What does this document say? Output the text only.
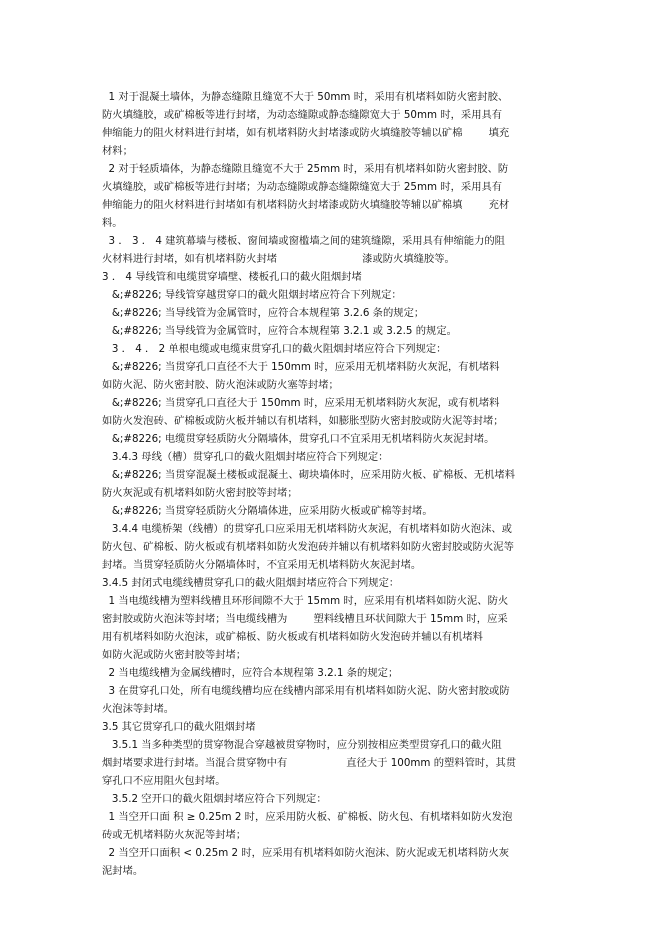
1 对于混凝土墙体，为静态缝隙且缝宽不大于 50mm 时，采用有机堵料如防火密封胶、
防火填缝胶，或矿棉板等进行封堵，为动态缝隙或静态缝隙宽大于 50mm 时，采用具有
伸缩能力的阻火材料进行封堵，如有机堵料防火封堵漆或防火填缝胶等辅以矿棉        填充
材料；
2 对于轻质墙体，为静态缝隙且缝宽不大于 25mm 时，采用有机堵料如防火密封胶、防
火填缝胶，或矿棉板等进行封堵；为动态缝隙或静态缝隙缝宽大于 25mm 时，采用具有
伸缩能力的阻火材料进行封堵如有机堵料防火封堵漆或防火填缝胶等辅以矿棉填        充材
料。
3 ． 3 ． 4 建筑幕墙与楼板、窗间墙或窗槛墙之间的建筑缝隙，采用具有伸缩能力的阻
火材料进行封堵，如有机堵料防火封堵                          漆或防火填缝胶等。
3 ． 4 导线管和电缆贯穿墙壁、楼板孔口的截火阻烟封堵
&;#8226; 导线管穿越贯穿口的截火阻烟封堵应符合下列规定：
&;#8226; 当导线管为金属管时，应符合本规程第 3.2.6 条的规定；
&;#8226; 当导线管为金属管时，应符合本规程第 3.2.1 或 3.2.5 的规定。
3 ． 4 ． 2 单根电缆或电缆束贯穿孔口的截火阻烟封堵应符合下列规定：
&;#8226; 当贯穿孔口直径不大于 150mm 时，应采用无机堵料防火灰泥，有机堵料
如防火泥、防火密封胶、防火泡沫或防火塞等封堵；
&;#8226; 当贯穿孔口直径大于 150mm 时，应采用无机堵料防火灰泥，或有机堵料
如防火发泡砖、矿棉板或防火板并辅以有机堵料，如膨胀型防火密封胶或防火泥等封堵；
&;#8226; 电缆贯穿轻质防火分隔墙体，贯穿孔口不宜采用无机堵料防火灰泥封堵。
3.4.3 母线（槽）贯穿孔口的截火阻烟封堵应符合下列规定：
&;#8226; 当贯穿混凝土楼板或混凝土、砌块墙体时，应采用防火板、矿棉板、无机堵料
防火灰泥或有机堵料如防火密封胶等封堵；
&;#8226; 当贯穿轻质防火分隔墙体进，应采用防火板或矿棉等封堵。
3.4.4 电缆桥架（线槽）的贯穿孔口应采用无机堵料防火灰泥，有机堵料如防火泡沫、或
防火包、矿棉板、防火板或有机堵料如防火发泡砖并辅以有机堵料如防火密封胶或防火泥等
封堵。当贯穿轻质防火分隔墙体时，不宜采用无机堵料防火灰泥封堵。
3.4.5 封闭式电缆线槽贯穿孔口的截火阻烟封堵应符合下列规定：
1 当电缆线槽为塑料线槽且环形间隙不大于 15mm 时，应采用有机堵料如防火泥、防火
密封胶或防火泡沫等封堵；当电缆线槽为        塑料线槽且环状间隙大于 15mm 时，应采
用有机堵料如防火泡沫，或矿棉板、防火板或有机堵料如防火发泡砖并辅以有机堵料
如防火泥或防火密封胶等封堵；
2 当电缆线槽为金属线槽时，应符合本规程第 3.2.1 条的规定；
3 在贯穿孔口处，所有电缆线槽均应在线槽内部采用有机堵料如防火泥、防火密封胶或防
火泡沫等封堵。
3.5 其它贯穿孔口的截火阻烟封堵
3.5.1 当多种类型的贯穿物混合穿越被贯穿物时，应分别按相应类型贯穿孔口的截火阻
烟封堵要求进行封堵。当混合贯穿物中有                  直径大于 100mm 的塑料管时，其贯
穿孔口不应用阻火包封堵。
3.5.2 空开口的截火阻烟封堵应符合下列规定：
1 当空开口面 积 ≥ 0.25m 2 时，应采用防火板、矿棉板、防火包、有机堵料如防火发泡
砖或无机堵料防火灰泥等封堵；
2 当空开口面积 < 0.25m 2 时，应采用有机堵料如防火泡沫、防火泥或无机堵料防火灰
泥封堵。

» What is expected:
Print all entries exactly. The images do not belong in the copy.

» Written response:
What does this document say? Output the text only.
1 对于混凝土墙体，为静态缝隙且缝宽不大于 50mm 时，采用有机堵料如防火密封胶、
防火填缝胶，或矿棉板等进行封堵，为动态缝隙或静态缝隙宽大于 50mm 时，采用具有
伸缩能力的阻火材料进行封堵，如有机堵料防火封堵漆或防火填缝胶等辅以矿棉        填充
材料；
2 对于轻质墙体，为静态缝隙且缝宽不大于 25mm 时，采用有机堵料如防火密封胶、防
火填缝胶，或矿棉板等进行封堵；为动态缝隙或静态缝隙缝宽大于 25mm 时，采用具有
伸缩能力的阻火材料进行封堵如有机堵料防火封堵漆或防火填缝胶等辅以矿棉填        充材
料。
3 ． 3 ． 4 建筑幕墙与楼板、窗间墙或窗槛墙之间的建筑缝隙，采用具有伸缩能力的阻
火材料进行封堵，如有机堵料防火封堵                          漆或防火填缝胶等。
3 ． 4 导线管和电缆贯穿墙壁、楼板孔口的截火阻烟封堵
&;#8226; 导线管穿越贯穿口的截火阻烟封堵应符合下列规定：
&;#8226; 当导线管为金属管时，应符合本规程第 3.2.6 条的规定；
&;#8226; 当导线管为金属管时，应符合本规程第 3.2.1 或 3.2.5 的规定。
3 ． 4 ． 2 单根电缆或电缆束贯穿孔口的截火阻烟封堵应符合下列规定：
&;#8226; 当贯穿孔口直径不大于 150mm 时，应采用无机堵料防火灰泥，有机堵料
如防火泥、防火密封胶、防火泡沫或防火塞等封堵；
&;#8226; 当贯穿孔口直径大于 150mm 时，应采用无机堵料防火灰泥，或有机堵料
如防火发泡砖、矿棉板或防火板并辅以有机堵料，如膨胀型防火密封胶或防火泥等封堵；
&;#8226; 电缆贯穿轻质防火分隔墙体，贯穿孔口不宜采用无机堵料防火灰泥封堵。
3.4.3 母线（槽）贯穿孔口的截火阻烟封堵应符合下列规定：
&;#8226; 当贯穿混凝土楼板或混凝土、砌块墙体时，应采用防火板、矿棉板、无机堵料
防火灰泥或有机堵料如防火密封胶等封堵；
&;#8226; 当贯穿轻质防火分隔墙体进，应采用防火板或矿棉等封堵。
3.4.4 电缆桥架（线槽）的贯穿孔口应采用无机堵料防火灰泥，有机堵料如防火泡沫、或
防火包、矿棉板、防火板或有机堵料如防火发泡砖并辅以有机堵料如防火密封胶或防火泥等
封堵。当贯穿轻质防火分隔墙体时，不宜采用无机堵料防火灰泥封堵。
3.4.5 封闭式电缆线槽贯穿孔口的截火阻烟封堵应符合下列规定：
1 当电缆线槽为塑料线槽且环形间隙不大于 15mm 时，应采用有机堵料如防火泥、防火
密封胶或防火泡沫等封堵；当电缆线槽为        塑料线槽且环状间隙大于 15mm 时，应采
用有机堵料如防火泡沫，或矿棉板、防火板或有机堵料如防火发泡砖并辅以有机堵料
如防火泥或防火密封胶等封堵；
2 当电缆线槽为金属线槽时，应符合本规程第 3.2.1 条的规定；
3 在贯穿孔口处，所有电缆线槽均应在线槽内部采用有机堵料如防火泥、防火密封胶或防
火泡沫等封堵。
3.5 其它贯穿孔口的截火阻烟封堵
3.5.1 当多种类型的贯穿物混合穿越被贯穿物时，应分别按相应类型贯穿孔口的截火阻
烟封堵要求进行封堵。当混合贯穿物中有                  直径大于 100mm 的塑料管时，其贯
穿孔口不应用阻火包封堵。
3.5.2 空开口的截火阻烟封堵应符合下列规定：
1 当空开口面 积 ≥ 0.25m 2 时，应采用防火板、矿棉板、防火包、有机堵料如防火发泡
砖或无机堵料防火灰泥等封堵；
2 当空开口面积 < 0.25m 2 时，应采用有机堵料如防火泡沫、防火泥或无机堵料防火灰
泥封堵。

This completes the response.